Short exercise:
What follows is a block of records; restate each one word for word.

Exercise inputs:
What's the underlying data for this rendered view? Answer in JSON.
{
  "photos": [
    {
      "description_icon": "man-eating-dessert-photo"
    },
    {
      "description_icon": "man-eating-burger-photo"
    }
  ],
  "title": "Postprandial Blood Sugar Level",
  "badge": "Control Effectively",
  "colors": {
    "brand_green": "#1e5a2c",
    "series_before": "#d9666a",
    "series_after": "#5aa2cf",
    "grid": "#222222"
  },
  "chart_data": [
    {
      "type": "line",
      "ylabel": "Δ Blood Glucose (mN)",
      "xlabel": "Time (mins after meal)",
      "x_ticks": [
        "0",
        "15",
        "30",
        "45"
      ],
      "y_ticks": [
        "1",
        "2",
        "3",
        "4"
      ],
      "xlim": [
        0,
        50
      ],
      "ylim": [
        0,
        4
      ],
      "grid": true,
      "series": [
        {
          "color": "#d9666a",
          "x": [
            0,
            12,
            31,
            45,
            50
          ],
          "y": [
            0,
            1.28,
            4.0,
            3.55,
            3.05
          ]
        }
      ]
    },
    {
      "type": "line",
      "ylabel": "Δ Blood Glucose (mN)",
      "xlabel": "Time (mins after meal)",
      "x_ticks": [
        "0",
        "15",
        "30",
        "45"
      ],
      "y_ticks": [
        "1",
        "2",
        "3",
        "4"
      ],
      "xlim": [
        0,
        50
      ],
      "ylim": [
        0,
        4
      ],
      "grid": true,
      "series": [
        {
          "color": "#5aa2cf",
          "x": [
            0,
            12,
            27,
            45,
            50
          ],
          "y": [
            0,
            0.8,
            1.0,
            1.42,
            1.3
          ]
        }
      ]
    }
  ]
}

Finished task:
What's the underlying data for this rendered view? Answer in JSON.
{
  "photos": [
    {
      "description_icon": "man-eating-dessert-photo"
    },
    {
      "description_icon": "man-eating-burger-photo"
    }
  ],
  "title": "Postprandial Blood Sugar Level",
  "badge": "Control Effectively",
  "colors": {
    "brand_green": "#1e5a2c",
    "series_before": "#d9666a",
    "series_after": "#5aa2cf",
    "grid": "#222222"
  },
  "chart_data": [
    {
      "type": "line",
      "ylabel": "Δ Blood Glucose (mN)",
      "xlabel": "Time (mins after meal)",
      "x_ticks": [
        "0",
        "15",
        "30",
        "45"
      ],
      "y_ticks": [
        "1",
        "2",
        "3",
        "4"
      ],
      "xlim": [
        0,
        50
      ],
      "ylim": [
        0,
        4
      ],
      "grid": true,
      "series": [
        {
          "color": "#d9666a",
          "x": [
            0,
            12,
            31,
            45,
            50
          ],
          "y": [
            0,
            1.28,
            4.0,
            3.55,
            3.05
          ]
        }
      ]
    },
    {
      "type": "line",
      "ylabel": "Δ Blood Glucose (mN)",
      "xlabel": "Time (mins after meal)",
      "x_ticks": [
        "0",
        "15",
        "30",
        "45"
      ],
      "y_ticks": [
        "1",
        "2",
        "3",
        "4"
      ],
      "xlim": [
        0,
        50
      ],
      "ylim": [
        0,
        4
      ],
      "grid": true,
      "series": [
        {
          "color": "#5aa2cf",
          "x": [
            0,
            12,
            27,
            45,
            50
          ],
          "y": [
            0,
            0.8,
            1.0,
            1.42,
            1.3
          ]
        }
      ]
    }
  ]
}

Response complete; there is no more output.